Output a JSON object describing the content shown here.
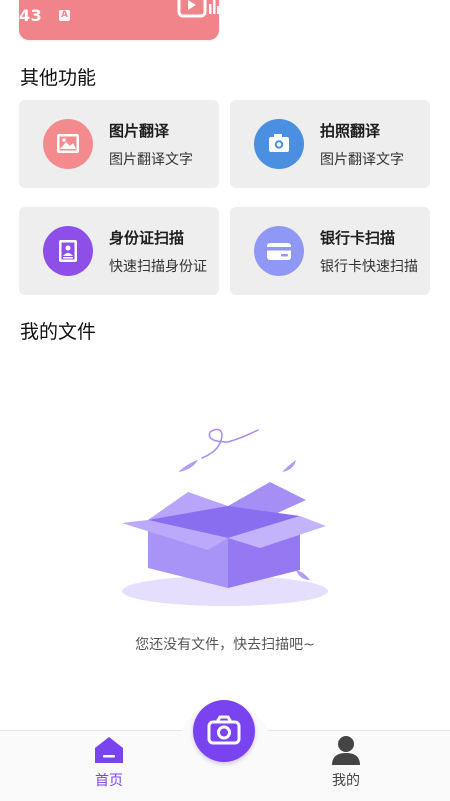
{
  "status_bar": {
    "time": "43",
    "badge": "A"
  },
  "sections": {
    "other_functions_title": "其他功能",
    "my_files_title": "我的文件"
  },
  "cards": [
    {
      "title": "图片翻译",
      "subtitle": "图片翻译文字",
      "icon": "image-icon",
      "color": "#f38b8e"
    },
    {
      "title": "拍照翻译",
      "subtitle": "图片翻译文字",
      "icon": "camera-icon",
      "color": "#4a8fe0"
    },
    {
      "title": "身份证扫描",
      "subtitle": "快速扫描身份证",
      "icon": "id-card-icon",
      "color": "#8d4fe8"
    },
    {
      "title": "银行卡扫描",
      "subtitle": "银行卡快速扫描",
      "icon": "bank-card-icon",
      "color": "#8f98f4"
    }
  ],
  "empty_state": {
    "message": "您还没有文件，快去扫描吧~",
    "illustration": "empty-box-illustration"
  },
  "bottom_nav": {
    "home_label": "首页",
    "mine_label": "我的",
    "active_color": "#7a43f0",
    "inactive_color": "#444444"
  }
}
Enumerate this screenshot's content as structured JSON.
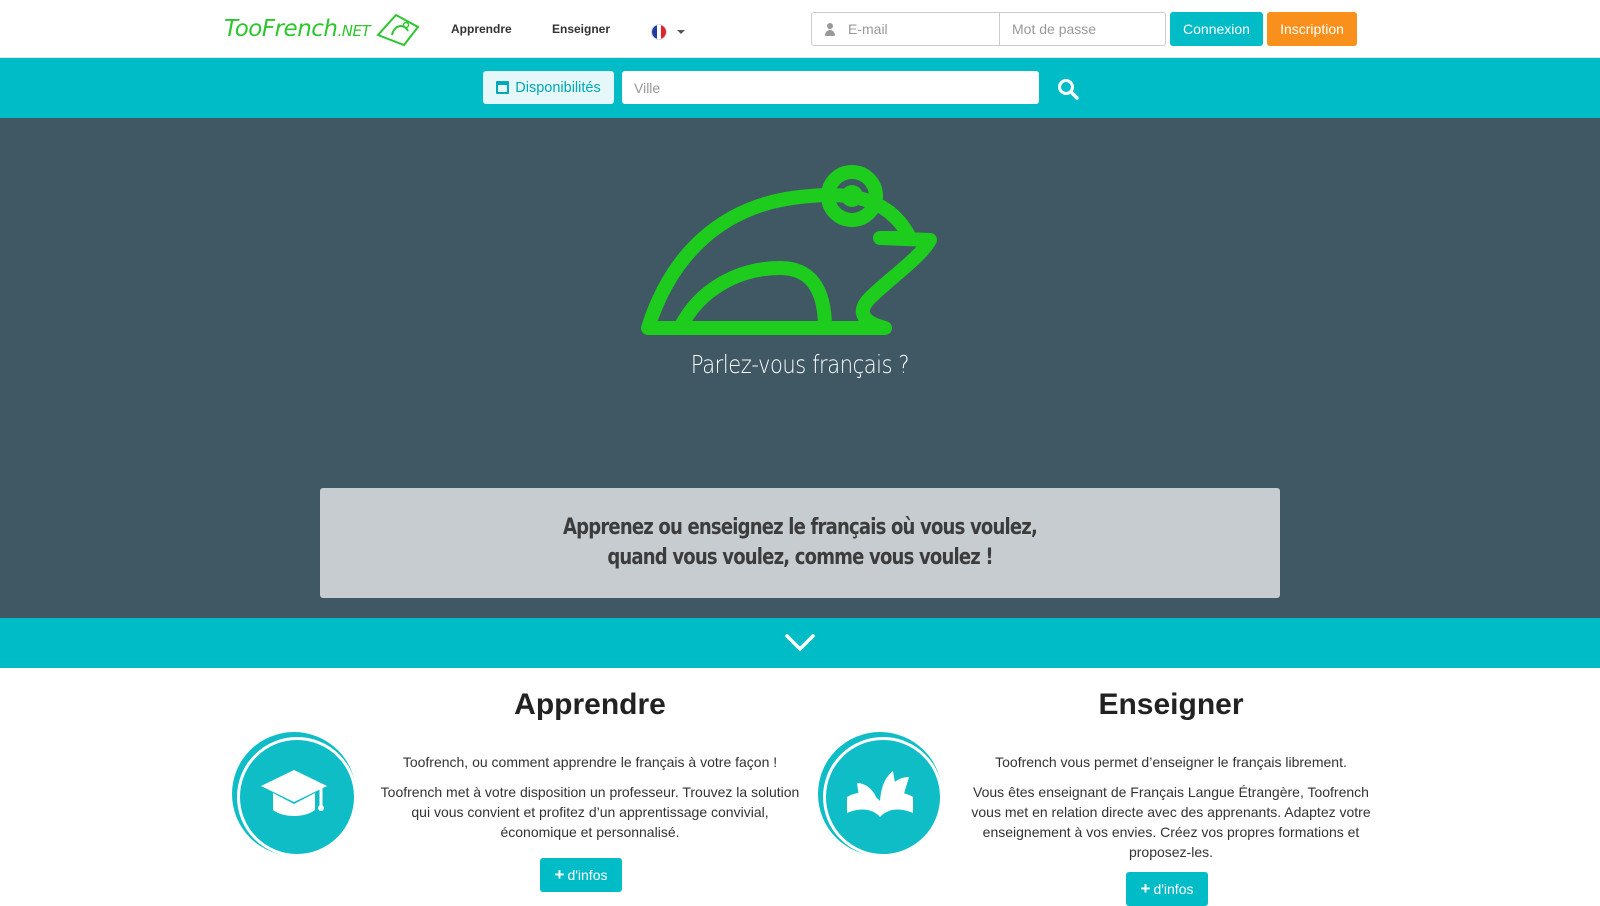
{
  "brand": {
    "name_part1": "Too",
    "name_part2": "French",
    "name_part3": ".NET",
    "color": "#2ec52e"
  },
  "nav": {
    "learn": "Apprendre",
    "teach": "Enseigner",
    "language": "fr"
  },
  "login": {
    "email_placeholder": "E-mail",
    "password_placeholder": "Mot de passe",
    "login_label": "Connexion",
    "signup_label": "Inscription"
  },
  "search": {
    "availability_label": "Disponibilités",
    "city_placeholder": "Ville"
  },
  "hero": {
    "tagline": "Parlez-vous français ?",
    "banner_line1": "Apprenez ou enseignez le français où vous voulez,",
    "banner_line2": "quand vous voulez, comme vous voulez !"
  },
  "features": {
    "learn": {
      "title": "Apprendre",
      "lead": "Toofrench, ou comment apprendre le français à votre façon !",
      "desc": "Toofrench met à votre disposition un professeur. Trouvez la solution qui vous convient et profitez d’un apprentissage convivial, économique et personnalisé.",
      "button": "d'infos"
    },
    "teach": {
      "title": "Enseigner",
      "lead": "Toofrench vous permet d’enseigner le français librement.",
      "desc": "Vous êtes enseignant de Français Langue Étrangère, Toofrench vous met en relation directe avec des apprenants. Adaptez votre enseignement à vos envies. Créez vos propres formations et proposez-les.",
      "button": "d'infos"
    }
  },
  "colors": {
    "teal": "#00bcc7",
    "orange": "#f8901b",
    "hero_bg": "#3f5864",
    "frog_green": "#1ecc1e"
  }
}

....

→ Set problem
Write out the data precisely as given, excluding the pictures.

→ Final result
Output a JSON object describing the content shown here.
{
  "status_bar": {
    "time": "43",
    "badge": "A"
  },
  "sections": {
    "other_functions_title": "其他功能",
    "my_files_title": "我的文件"
  },
  "cards": [
    {
      "title": "图片翻译",
      "subtitle": "图片翻译文字",
      "icon": "image-icon",
      "color": "#f38b8e"
    },
    {
      "title": "拍照翻译",
      "subtitle": "图片翻译文字",
      "icon": "camera-icon",
      "color": "#4a8fe0"
    },
    {
      "title": "身份证扫描",
      "subtitle": "快速扫描身份证",
      "icon": "id-card-icon",
      "color": "#8d4fe8"
    },
    {
      "title": "银行卡扫描",
      "subtitle": "银行卡快速扫描",
      "icon": "bank-card-icon",
      "color": "#8f98f4"
    }
  ],
  "empty_state": {
    "message": "您还没有文件，快去扫描吧~",
    "illustration": "empty-box-illustration"
  },
  "bottom_nav": {
    "home_label": "首页",
    "mine_label": "我的",
    "active_color": "#7a43f0",
    "inactive_color": "#444444"
  }
}
Enumerate this screenshot's content as structured JSON.
{
  "brand": {
    "name_part1": "Too",
    "name_part2": "French",
    "name_part3": ".NET",
    "color": "#2ec52e"
  },
  "nav": {
    "learn": "Apprendre",
    "teach": "Enseigner",
    "language": "fr"
  },
  "login": {
    "email_placeholder": "E-mail",
    "password_placeholder": "Mot de passe",
    "login_label": "Connexion",
    "signup_label": "Inscription"
  },
  "search": {
    "availability_label": "Disponibilités",
    "city_placeholder": "Ville"
  },
  "hero": {
    "tagline": "Parlez-vous français ?",
    "banner_line1": "Apprenez ou enseignez le français où vous voulez,",
    "banner_line2": "quand vous voulez, comme vous voulez !"
  },
  "features": {
    "learn": {
      "title": "Apprendre",
      "lead": "Toofrench, ou comment apprendre le français à votre façon !",
      "desc": "Toofrench met à votre disposition un professeur. Trouvez la solution qui vous convient et profitez d’un apprentissage convivial, économique et personnalisé.",
      "button": "d'infos"
    },
    "teach": {
      "title": "Enseigner",
      "lead": "Toofrench vous permet d’enseigner le français librement.",
      "desc": "Vous êtes enseignant de Français Langue Étrangère, Toofrench vous met en relation directe avec des apprenants. Adaptez votre enseignement à vos envies. Créez vos propres formations et proposez-les.",
      "button": "d'infos"
    }
  },
  "colors": {
    "teal": "#00bcc7",
    "orange": "#f8901b",
    "hero_bg": "#3f5864",
    "frog_green": "#1ecc1e"
  }
}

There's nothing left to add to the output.